Records provided:
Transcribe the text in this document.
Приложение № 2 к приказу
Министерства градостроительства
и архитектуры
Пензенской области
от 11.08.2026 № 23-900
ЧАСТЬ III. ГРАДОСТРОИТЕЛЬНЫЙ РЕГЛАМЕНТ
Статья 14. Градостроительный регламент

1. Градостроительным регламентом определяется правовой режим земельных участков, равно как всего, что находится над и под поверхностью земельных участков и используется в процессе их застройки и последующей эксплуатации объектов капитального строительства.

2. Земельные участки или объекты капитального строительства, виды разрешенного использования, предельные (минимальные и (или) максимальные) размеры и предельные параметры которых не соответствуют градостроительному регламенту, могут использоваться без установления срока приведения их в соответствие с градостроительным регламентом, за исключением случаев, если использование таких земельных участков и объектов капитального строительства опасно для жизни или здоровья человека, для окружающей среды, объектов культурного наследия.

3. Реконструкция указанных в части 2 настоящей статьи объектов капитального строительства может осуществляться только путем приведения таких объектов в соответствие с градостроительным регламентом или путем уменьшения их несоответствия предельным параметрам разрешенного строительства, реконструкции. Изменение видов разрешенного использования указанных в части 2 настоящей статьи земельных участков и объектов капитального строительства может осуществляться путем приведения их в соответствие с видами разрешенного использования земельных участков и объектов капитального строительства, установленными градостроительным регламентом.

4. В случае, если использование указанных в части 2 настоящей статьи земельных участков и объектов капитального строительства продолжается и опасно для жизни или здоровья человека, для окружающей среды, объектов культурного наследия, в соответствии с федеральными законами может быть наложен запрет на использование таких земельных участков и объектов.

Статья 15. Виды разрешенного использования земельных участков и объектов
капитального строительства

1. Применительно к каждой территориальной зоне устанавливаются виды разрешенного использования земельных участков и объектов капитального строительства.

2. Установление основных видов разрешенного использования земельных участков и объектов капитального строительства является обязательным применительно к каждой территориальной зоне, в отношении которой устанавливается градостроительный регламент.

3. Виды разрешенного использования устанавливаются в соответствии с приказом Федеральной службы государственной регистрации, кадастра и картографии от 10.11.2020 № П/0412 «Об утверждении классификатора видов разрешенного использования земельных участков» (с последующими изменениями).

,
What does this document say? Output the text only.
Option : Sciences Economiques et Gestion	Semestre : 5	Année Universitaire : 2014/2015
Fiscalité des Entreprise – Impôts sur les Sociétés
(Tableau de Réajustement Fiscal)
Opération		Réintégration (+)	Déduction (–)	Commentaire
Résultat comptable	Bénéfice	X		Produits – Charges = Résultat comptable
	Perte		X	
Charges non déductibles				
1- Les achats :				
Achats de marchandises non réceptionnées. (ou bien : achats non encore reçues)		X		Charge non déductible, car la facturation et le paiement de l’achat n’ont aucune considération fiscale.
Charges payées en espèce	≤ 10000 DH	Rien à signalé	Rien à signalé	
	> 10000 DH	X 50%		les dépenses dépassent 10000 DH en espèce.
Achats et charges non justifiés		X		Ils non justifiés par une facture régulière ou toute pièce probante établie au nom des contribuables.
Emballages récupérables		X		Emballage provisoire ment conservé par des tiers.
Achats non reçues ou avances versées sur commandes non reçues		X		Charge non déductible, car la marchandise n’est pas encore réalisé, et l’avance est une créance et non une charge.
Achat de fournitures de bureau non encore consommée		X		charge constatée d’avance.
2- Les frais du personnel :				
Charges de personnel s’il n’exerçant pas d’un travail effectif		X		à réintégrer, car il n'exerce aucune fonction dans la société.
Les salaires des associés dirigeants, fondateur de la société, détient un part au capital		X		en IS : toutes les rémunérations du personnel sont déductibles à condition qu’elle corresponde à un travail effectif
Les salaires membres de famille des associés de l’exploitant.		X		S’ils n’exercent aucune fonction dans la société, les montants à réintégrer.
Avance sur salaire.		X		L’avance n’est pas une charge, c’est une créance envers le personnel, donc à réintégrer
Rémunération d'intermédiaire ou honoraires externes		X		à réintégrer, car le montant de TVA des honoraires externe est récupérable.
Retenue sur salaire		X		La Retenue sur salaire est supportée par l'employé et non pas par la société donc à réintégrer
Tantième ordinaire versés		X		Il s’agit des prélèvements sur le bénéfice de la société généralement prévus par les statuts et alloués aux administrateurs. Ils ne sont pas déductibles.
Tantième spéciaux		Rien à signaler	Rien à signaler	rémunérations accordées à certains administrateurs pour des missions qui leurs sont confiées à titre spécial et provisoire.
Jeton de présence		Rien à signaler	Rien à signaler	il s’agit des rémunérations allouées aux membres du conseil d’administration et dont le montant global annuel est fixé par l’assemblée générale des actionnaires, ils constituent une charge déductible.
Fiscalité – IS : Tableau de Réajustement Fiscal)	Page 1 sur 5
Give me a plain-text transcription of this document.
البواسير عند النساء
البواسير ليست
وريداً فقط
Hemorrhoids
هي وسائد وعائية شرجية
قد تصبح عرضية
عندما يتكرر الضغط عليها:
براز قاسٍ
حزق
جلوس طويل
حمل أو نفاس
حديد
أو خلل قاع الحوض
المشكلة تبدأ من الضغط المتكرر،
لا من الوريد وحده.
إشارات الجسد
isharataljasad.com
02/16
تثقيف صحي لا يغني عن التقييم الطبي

Task: Copy down the whole of the data above, matching it exactly.

Task response:
Transcribe the text in this document.
Приложение № 2 к приказу
Министерства градостроительства
и архитектуры
Пензенской области
от 11.08.2026 № 23-900
ЧАСТЬ III. ГРАДОСТРОИТЕЛЬНЫЙ РЕГЛАМЕНТ
Статья 14. Градостроительный регламент

1. Градостроительным регламентом определяется правовой режим земельных участков, равно как всего, что находится над и под поверхностью земельных участков и используется в процессе их застройки и последующей эксплуатации объектов капитального строительства.

2. Земельные участки или объекты капитального строительства, виды разрешенного использования, предельные (минимальные и (или) максимальные) размеры и предельные параметры которых не соответствуют градостроительному регламенту, могут использоваться без установления срока приведения их в соответствие с градостроительным регламентом, за исключением случаев, если использование таких земельных участков и объектов капитального строительства опасно для жизни или здоровья человека, для окружающей среды, объектов культурного наследия.

3. Реконструкция указанных в части 2 настоящей статьи объектов капитального строительства может осуществляться только путем приведения таких объектов в соответствие с градостроительным регламентом или путем уменьшения их несоответствия предельным параметрам разрешенного строительства, реконструкции. Изменение видов разрешенного использования указанных в части 2 настоящей статьи земельных участков и объектов капитального строительства может осуществляться путем приведения их в соответствие с видами разрешенного использования земельных участков и объектов капитального строительства, установленными градостроительным регламентом.

4. В случае, если использование указанных в части 2 настоящей статьи земельных участков и объектов капитального строительства продолжается и опасно для жизни или здоровья человека, для окружающей среды, объектов культурного наследия, в соответствии с федеральными законами может быть наложен запрет на использование таких земельных участков и объектов.

Статья 15. Виды разрешенного использования земельных участков и объектов
капитального строительства

1. Применительно к каждой территориальной зоне устанавливаются виды разрешенного использования земельных участков и объектов капитального строительства.

2. Установление основных видов разрешенного использования земельных участков и объектов капитального строительства является обязательным применительно к каждой территориальной зоне, в отношении которой устанавливается градостроительный регламент.

3. Виды разрешенного использования устанавливаются в соответствии с приказом Федеральной службы государственной регистрации, кадастра и картографии от 10.11.2020 № П/0412 «Об утверждении классификатора видов разрешенного использования земельных участков» (с последующими изменениями).

,
What does this document say? Output the text only.
Option : Sciences Economiques et Gestion	Semestre : 5	Année Universitaire : 2014/2015
Fiscalité des Entreprise – Impôts sur les Sociétés
(Tableau de Réajustement Fiscal)
Opération		Réintégration (+)	Déduction (–)	Commentaire
Résultat comptable	Bénéfice	X		Produits – Charges = Résultat comptable
	Perte		X	
Charges non déductibles				
1- Les achats :				
Achats de marchandises non réceptionnées. (ou bien : achats non encore reçues)		X		Charge non déductible, car la facturation et le paiement de l’achat n’ont aucune considération fiscale.
Charges payées en espèce	≤ 10000 DH	Rien à signalé	Rien à signalé	
	> 10000 DH	X 50%		les dépenses dépassent 10000 DH en espèce.
Achats et charges non justifiés		X		Ils non justifiés par une facture régulière ou toute pièce probante établie au nom des contribuables.
Emballages récupérables		X		Emballage provisoire ment conservé par des tiers.
Achats non reçues ou avances versées sur commandes non reçues		X		Charge non déductible, car la marchandise n’est pas encore réalisé, et l’avance est une créance et non une charge.
Achat de fournitures de bureau non encore consommée		X		charge constatée d’avance.
2- Les frais du personnel :				
Charges de personnel s’il n’exerçant pas d’un travail effectif		X		à réintégrer, car il n'exerce aucune fonction dans la société.
Les salaires des associés dirigeants, fondateur de la société, détient un part au capital		X		en IS : toutes les rémunérations du personnel sont déductibles à condition qu’elle corresponde à un travail effectif
Les salaires membres de famille des associés de l’exploitant.		X		S’ils n’exercent aucune fonction dans la société, les montants à réintégrer.
Avance sur salaire.		X		L’avance n’est pas une charge, c’est une créance envers le personnel, donc à réintégrer
Rémunération d'intermédiaire ou honoraires externes		X		à réintégrer, car le montant de TVA des honoraires externe est récupérable.
Retenue sur salaire		X		La Retenue sur salaire est supportée par l'employé et non pas par la société donc à réintégrer
Tantième ordinaire versés		X		Il s’agit des prélèvements sur le bénéfice de la société généralement prévus par les statuts et alloués aux administrateurs. Ils ne sont pas déductibles.
Tantième spéciaux		Rien à signaler	Rien à signaler	rémunérations accordées à certains administrateurs pour des missions qui leurs sont confiées à titre spécial et provisoire.
Jeton de présence		Rien à signaler	Rien à signaler	il s’agit des rémunérations allouées aux membres du conseil d’administration et dont le montant global annuel est fixé par l’assemblée générale des actionnaires, ils constituent une charge déductible.
Fiscalité – IS : Tableau de Réajustement Fiscal)	Page 1 sur 5
Give me a plain-text transcription of this document.
البواسير عند النساء
البواسير ليست
وريداً فقط
Hemorrhoids
هي وسائد وعائية شرجية
قد تصبح عرضية
عندما يتكرر الضغط عليها:
براز قاسٍ
حزق
جلوس طويل
حمل أو نفاس
حديد
أو خلل قاع الحوض
المشكلة تبدأ من الضغط المتكرر،
لا من الوريد وحده.
إشارات الجسد
isharataljasad.com
02/16
تثقيف صحي لا يغني عن التقييم الطبي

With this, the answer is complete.